PROBLEM REQUIREMENTS: Rewrite the records below, changing every "bubble-label" to "data-label" and leaving everything else as it is.

Collected data entries:
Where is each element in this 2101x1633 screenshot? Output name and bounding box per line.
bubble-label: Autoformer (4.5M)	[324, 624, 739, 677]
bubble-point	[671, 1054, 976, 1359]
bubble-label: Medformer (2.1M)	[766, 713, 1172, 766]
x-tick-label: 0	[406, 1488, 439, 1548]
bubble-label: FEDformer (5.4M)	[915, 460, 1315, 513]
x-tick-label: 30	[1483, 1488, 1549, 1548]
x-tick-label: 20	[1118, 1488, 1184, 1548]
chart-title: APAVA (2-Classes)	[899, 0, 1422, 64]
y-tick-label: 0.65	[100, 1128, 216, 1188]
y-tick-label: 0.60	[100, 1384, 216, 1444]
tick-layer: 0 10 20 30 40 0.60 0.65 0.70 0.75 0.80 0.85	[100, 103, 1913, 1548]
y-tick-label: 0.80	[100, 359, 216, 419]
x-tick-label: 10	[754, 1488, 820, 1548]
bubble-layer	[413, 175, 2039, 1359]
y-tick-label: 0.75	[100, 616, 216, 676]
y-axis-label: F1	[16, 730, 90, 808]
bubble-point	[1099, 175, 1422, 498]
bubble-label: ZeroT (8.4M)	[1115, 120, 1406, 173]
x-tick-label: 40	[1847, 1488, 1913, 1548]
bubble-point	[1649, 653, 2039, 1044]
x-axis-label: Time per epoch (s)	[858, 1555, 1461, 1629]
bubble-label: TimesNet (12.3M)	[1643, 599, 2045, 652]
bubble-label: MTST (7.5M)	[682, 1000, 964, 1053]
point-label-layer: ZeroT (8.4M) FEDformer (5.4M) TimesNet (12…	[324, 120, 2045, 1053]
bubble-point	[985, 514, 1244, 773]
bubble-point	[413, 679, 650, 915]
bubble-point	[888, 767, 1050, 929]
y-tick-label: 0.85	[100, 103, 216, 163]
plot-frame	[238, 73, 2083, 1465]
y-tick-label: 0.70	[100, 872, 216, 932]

THE RESULT:
Where is each element in this 2101x1633 screenshot? Output name and bounding box per line.
data-label: Autoformer (4.5M)	[324, 624, 739, 677]
bubble-point	[671, 1054, 976, 1359]
data-label: Medformer (2.1M)	[766, 713, 1172, 766]
x-tick-label: 0	[406, 1488, 439, 1548]
data-label: FEDformer (5.4M)	[915, 460, 1315, 513]
x-tick-label: 30	[1483, 1488, 1549, 1548]
x-tick-label: 20	[1118, 1488, 1184, 1548]
chart-title: APAVA (2-Classes)	[899, 0, 1422, 64]
y-tick-label: 0.65	[100, 1128, 216, 1188]
y-tick-label: 0.60	[100, 1384, 216, 1444]
tick-layer: 0 10 20 30 40 0.60 0.65 0.70 0.75 0.80 0.85	[100, 103, 1913, 1548]
y-tick-label: 0.80	[100, 359, 216, 419]
x-tick-label: 10	[754, 1488, 820, 1548]
bubble-layer	[413, 175, 2039, 1359]
y-tick-label: 0.75	[100, 616, 216, 676]
y-axis-label: F1	[16, 730, 90, 808]
bubble-point	[1099, 175, 1422, 498]
data-label: ZeroT (8.4M)	[1115, 120, 1406, 173]
x-tick-label: 40	[1847, 1488, 1913, 1548]
bubble-point	[1649, 653, 2039, 1044]
x-axis-label: Time per epoch (s)	[858, 1555, 1461, 1629]
data-label: TimesNet (12.3M)	[1643, 599, 2045, 652]
data-label: MTST (7.5M)	[682, 1000, 964, 1053]
point-label-layer: ZeroT (8.4M) FEDformer (5.4M) TimesNet (12…	[324, 120, 2045, 1053]
bubble-point	[985, 514, 1244, 773]
bubble-point	[413, 679, 650, 915]
bubble-point	[888, 767, 1050, 929]
y-tick-label: 0.85	[100, 103, 216, 163]
plot-frame	[238, 73, 2083, 1465]
y-tick-label: 0.70	[100, 872, 216, 932]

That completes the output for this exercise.